## What to produce
Search the data for the string "left" and gather each line it is in.

Records from a data source:
# # # # #
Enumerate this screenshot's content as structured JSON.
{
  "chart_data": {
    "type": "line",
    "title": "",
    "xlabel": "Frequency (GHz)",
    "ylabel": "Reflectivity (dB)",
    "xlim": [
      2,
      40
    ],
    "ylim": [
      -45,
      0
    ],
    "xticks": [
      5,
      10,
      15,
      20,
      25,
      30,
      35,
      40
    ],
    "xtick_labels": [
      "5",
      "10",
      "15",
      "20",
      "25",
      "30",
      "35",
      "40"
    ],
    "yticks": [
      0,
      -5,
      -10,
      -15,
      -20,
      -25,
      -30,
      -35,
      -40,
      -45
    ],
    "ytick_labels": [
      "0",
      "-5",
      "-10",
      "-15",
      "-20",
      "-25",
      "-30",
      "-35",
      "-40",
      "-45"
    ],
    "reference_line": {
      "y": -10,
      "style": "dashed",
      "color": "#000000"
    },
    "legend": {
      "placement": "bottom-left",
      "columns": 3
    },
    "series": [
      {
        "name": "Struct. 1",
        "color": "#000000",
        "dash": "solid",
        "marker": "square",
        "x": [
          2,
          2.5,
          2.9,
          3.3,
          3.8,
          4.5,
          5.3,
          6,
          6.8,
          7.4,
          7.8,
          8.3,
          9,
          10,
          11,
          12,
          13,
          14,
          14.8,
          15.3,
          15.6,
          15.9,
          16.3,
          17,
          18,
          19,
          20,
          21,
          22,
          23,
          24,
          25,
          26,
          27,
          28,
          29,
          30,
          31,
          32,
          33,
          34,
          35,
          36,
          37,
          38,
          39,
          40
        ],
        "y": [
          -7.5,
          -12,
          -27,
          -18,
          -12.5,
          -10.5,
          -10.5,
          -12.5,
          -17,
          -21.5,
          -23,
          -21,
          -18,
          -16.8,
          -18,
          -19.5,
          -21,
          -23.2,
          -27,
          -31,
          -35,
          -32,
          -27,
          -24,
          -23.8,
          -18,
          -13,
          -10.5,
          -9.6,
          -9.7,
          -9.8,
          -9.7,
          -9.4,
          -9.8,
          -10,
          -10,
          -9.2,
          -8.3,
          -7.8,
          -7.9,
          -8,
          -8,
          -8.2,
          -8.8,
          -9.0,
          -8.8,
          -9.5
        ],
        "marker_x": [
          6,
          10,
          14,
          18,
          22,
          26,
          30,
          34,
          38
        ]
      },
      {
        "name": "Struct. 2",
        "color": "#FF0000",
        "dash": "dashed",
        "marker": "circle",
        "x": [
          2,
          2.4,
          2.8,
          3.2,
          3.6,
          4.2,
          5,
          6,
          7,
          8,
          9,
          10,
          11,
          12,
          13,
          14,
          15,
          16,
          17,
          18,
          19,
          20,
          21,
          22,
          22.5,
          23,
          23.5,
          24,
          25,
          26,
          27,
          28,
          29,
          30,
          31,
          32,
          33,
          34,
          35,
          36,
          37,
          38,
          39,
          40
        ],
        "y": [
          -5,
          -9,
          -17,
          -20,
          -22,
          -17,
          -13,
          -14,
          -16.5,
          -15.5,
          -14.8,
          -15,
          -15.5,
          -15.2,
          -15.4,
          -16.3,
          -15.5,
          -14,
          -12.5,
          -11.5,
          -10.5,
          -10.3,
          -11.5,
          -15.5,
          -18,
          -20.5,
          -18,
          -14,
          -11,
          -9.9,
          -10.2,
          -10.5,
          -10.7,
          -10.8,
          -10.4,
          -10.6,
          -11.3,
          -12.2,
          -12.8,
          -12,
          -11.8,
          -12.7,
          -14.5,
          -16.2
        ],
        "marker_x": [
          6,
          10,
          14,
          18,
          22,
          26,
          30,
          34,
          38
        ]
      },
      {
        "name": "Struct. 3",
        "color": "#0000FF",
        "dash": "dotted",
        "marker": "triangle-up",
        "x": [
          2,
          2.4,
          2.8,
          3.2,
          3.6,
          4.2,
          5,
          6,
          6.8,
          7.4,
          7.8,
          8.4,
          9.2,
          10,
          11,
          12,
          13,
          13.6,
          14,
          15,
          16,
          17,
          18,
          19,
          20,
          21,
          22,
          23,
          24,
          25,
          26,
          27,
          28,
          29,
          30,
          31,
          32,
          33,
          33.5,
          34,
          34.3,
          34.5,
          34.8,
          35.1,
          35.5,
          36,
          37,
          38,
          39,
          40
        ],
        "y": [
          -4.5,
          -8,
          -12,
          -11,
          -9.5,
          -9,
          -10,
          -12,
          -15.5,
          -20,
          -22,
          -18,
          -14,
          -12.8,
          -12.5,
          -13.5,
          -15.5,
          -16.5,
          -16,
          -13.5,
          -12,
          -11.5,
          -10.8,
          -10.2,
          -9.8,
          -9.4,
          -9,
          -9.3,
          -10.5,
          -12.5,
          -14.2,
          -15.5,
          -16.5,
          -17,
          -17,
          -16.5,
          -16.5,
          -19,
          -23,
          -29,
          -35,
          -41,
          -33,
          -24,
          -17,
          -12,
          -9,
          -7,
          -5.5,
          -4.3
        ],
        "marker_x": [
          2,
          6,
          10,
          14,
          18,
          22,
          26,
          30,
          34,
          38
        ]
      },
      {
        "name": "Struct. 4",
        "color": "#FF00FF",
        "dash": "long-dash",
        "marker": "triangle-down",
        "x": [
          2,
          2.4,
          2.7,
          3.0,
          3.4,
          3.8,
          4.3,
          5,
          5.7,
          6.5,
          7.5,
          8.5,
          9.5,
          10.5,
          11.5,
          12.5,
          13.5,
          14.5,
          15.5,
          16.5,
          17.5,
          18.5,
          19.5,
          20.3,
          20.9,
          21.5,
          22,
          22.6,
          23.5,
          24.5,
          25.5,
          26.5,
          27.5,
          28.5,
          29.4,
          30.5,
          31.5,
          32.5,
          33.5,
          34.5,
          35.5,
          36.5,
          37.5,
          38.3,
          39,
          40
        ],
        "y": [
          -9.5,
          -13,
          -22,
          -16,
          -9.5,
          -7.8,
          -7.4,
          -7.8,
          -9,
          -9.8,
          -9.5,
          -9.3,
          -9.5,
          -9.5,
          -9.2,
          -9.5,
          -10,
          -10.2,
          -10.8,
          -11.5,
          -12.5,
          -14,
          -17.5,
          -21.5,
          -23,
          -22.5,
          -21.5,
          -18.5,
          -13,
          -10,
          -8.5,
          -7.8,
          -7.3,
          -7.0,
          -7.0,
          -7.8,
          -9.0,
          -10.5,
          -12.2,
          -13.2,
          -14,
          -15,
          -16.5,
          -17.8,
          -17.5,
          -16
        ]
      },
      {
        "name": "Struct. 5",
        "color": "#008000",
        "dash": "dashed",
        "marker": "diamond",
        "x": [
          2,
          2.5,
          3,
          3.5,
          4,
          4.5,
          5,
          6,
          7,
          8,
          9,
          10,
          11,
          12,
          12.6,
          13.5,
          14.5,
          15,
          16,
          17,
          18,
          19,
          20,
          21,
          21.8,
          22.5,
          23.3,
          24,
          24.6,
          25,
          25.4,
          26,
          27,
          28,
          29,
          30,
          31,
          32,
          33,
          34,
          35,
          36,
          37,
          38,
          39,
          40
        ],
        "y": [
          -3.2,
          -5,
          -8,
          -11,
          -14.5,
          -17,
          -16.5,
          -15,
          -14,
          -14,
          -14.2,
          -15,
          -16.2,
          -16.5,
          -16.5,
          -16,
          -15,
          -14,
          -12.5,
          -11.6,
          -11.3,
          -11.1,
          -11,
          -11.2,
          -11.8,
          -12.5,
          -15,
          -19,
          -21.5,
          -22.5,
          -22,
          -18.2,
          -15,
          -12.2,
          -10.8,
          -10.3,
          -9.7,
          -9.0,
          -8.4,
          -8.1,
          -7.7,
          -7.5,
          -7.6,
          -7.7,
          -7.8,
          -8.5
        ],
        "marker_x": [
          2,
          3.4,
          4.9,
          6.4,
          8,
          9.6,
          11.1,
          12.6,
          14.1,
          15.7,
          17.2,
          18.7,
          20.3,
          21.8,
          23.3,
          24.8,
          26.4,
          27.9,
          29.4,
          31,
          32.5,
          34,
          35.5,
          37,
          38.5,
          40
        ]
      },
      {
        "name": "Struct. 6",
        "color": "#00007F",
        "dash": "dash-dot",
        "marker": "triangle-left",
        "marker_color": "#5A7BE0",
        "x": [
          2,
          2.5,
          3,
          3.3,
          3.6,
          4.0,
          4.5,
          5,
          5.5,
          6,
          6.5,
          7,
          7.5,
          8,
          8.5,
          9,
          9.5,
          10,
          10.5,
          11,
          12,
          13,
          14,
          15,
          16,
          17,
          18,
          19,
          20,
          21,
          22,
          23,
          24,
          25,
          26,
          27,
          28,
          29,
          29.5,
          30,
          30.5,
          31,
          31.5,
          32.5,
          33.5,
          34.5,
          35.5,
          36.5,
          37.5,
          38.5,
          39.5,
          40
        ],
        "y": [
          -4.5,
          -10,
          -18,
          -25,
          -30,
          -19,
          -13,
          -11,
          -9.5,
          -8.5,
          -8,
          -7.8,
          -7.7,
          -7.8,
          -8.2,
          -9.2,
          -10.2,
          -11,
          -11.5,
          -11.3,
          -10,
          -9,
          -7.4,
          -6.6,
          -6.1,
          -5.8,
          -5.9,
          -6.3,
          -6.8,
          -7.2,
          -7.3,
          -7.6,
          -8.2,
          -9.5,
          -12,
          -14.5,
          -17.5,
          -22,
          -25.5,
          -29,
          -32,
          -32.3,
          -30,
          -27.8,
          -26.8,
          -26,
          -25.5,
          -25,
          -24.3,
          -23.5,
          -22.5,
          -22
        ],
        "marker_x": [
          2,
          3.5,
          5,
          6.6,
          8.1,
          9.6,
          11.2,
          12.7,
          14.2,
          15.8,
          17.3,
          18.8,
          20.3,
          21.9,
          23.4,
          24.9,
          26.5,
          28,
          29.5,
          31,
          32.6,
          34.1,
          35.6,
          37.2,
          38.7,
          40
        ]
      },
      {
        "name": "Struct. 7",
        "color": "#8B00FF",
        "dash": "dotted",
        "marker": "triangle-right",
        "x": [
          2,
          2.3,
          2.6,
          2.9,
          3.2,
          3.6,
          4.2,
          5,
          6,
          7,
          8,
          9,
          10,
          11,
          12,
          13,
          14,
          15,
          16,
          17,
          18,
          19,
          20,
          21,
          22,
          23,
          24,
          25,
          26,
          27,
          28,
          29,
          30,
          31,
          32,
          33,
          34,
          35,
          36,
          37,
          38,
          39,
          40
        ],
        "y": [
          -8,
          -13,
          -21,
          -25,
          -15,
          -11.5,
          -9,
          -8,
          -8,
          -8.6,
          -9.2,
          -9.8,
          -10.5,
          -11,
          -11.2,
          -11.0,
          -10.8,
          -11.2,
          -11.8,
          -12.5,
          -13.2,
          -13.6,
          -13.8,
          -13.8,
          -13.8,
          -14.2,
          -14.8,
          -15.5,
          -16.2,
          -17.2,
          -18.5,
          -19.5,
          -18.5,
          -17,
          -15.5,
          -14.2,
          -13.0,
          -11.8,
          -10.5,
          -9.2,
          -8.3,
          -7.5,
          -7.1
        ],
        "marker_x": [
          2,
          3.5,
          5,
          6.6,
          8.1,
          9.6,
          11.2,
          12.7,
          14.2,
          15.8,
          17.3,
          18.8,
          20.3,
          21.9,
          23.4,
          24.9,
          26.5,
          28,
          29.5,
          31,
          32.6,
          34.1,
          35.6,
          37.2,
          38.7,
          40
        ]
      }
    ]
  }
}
# # # # #
## Complete output
      "placement": "bottom-left",
        "marker": "triangle-left",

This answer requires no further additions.